> **WHAT IS EXPECTED**
Track down every line below that holds "heat" and copy it.

Records excerpted from a collection
* * * * * * * * *

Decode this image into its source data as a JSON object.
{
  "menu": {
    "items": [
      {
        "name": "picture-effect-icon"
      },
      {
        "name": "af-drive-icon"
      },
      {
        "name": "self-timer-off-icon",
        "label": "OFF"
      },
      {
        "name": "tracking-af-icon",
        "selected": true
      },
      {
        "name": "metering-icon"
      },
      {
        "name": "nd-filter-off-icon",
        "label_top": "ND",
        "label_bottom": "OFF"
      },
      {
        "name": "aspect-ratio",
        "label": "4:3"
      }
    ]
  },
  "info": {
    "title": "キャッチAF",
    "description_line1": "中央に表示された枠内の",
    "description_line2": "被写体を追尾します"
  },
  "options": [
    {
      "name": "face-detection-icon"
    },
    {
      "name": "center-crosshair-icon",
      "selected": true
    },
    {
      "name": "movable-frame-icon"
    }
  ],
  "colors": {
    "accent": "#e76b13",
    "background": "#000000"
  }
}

* * * * * * * * *

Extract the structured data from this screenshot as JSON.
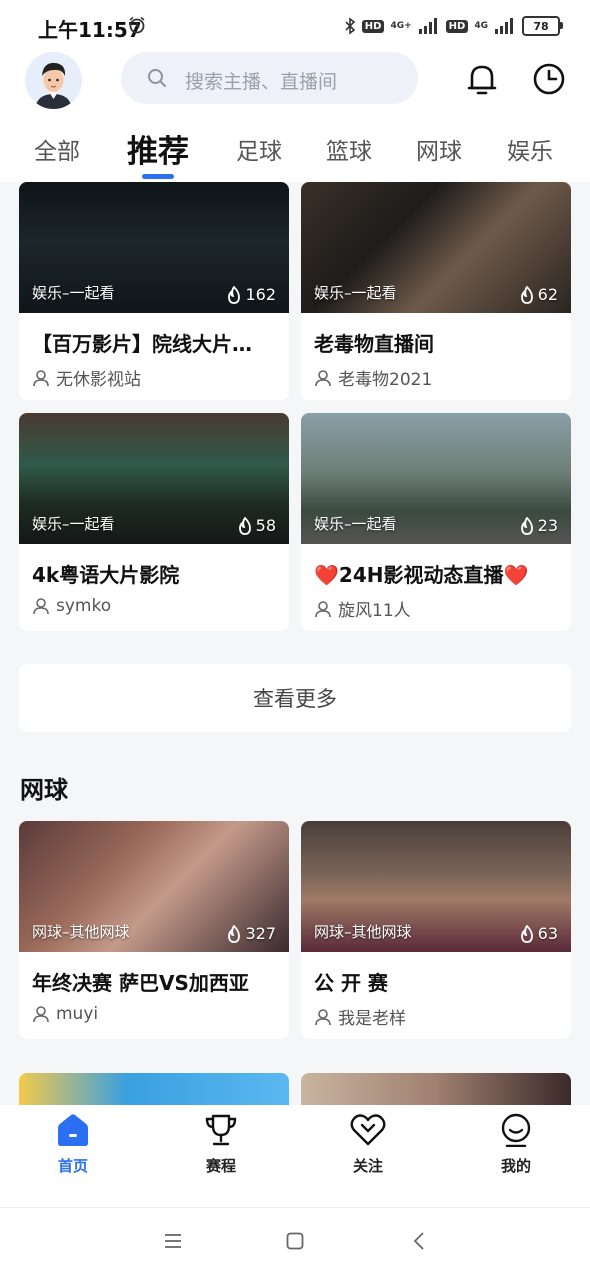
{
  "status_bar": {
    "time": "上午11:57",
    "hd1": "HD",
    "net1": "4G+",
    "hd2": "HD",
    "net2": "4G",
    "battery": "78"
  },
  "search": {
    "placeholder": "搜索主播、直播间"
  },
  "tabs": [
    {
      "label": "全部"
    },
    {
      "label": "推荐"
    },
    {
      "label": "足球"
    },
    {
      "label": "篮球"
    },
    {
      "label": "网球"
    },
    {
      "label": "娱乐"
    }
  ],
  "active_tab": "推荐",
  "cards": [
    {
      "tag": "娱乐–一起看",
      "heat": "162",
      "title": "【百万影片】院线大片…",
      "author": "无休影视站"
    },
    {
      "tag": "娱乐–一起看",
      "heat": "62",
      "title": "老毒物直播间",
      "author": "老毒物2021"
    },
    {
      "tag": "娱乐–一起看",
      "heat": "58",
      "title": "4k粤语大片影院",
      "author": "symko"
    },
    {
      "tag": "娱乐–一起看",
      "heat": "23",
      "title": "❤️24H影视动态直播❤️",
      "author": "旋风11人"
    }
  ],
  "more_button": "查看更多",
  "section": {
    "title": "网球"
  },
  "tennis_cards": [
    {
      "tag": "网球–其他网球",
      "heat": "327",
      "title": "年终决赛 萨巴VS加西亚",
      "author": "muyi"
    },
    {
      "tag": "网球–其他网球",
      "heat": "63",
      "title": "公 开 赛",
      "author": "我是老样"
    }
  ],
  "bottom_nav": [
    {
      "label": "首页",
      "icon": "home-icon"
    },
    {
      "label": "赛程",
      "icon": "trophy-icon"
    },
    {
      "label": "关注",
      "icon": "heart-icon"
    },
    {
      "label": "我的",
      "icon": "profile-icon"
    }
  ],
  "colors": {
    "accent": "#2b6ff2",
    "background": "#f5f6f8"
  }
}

* * * * * * * * *

> **EXERCISE OUTPUT**
      "heat": "162",
      "heat": "62",
      "heat": "58",
      "heat": "23",
      "heat": "327",
      "heat": "63",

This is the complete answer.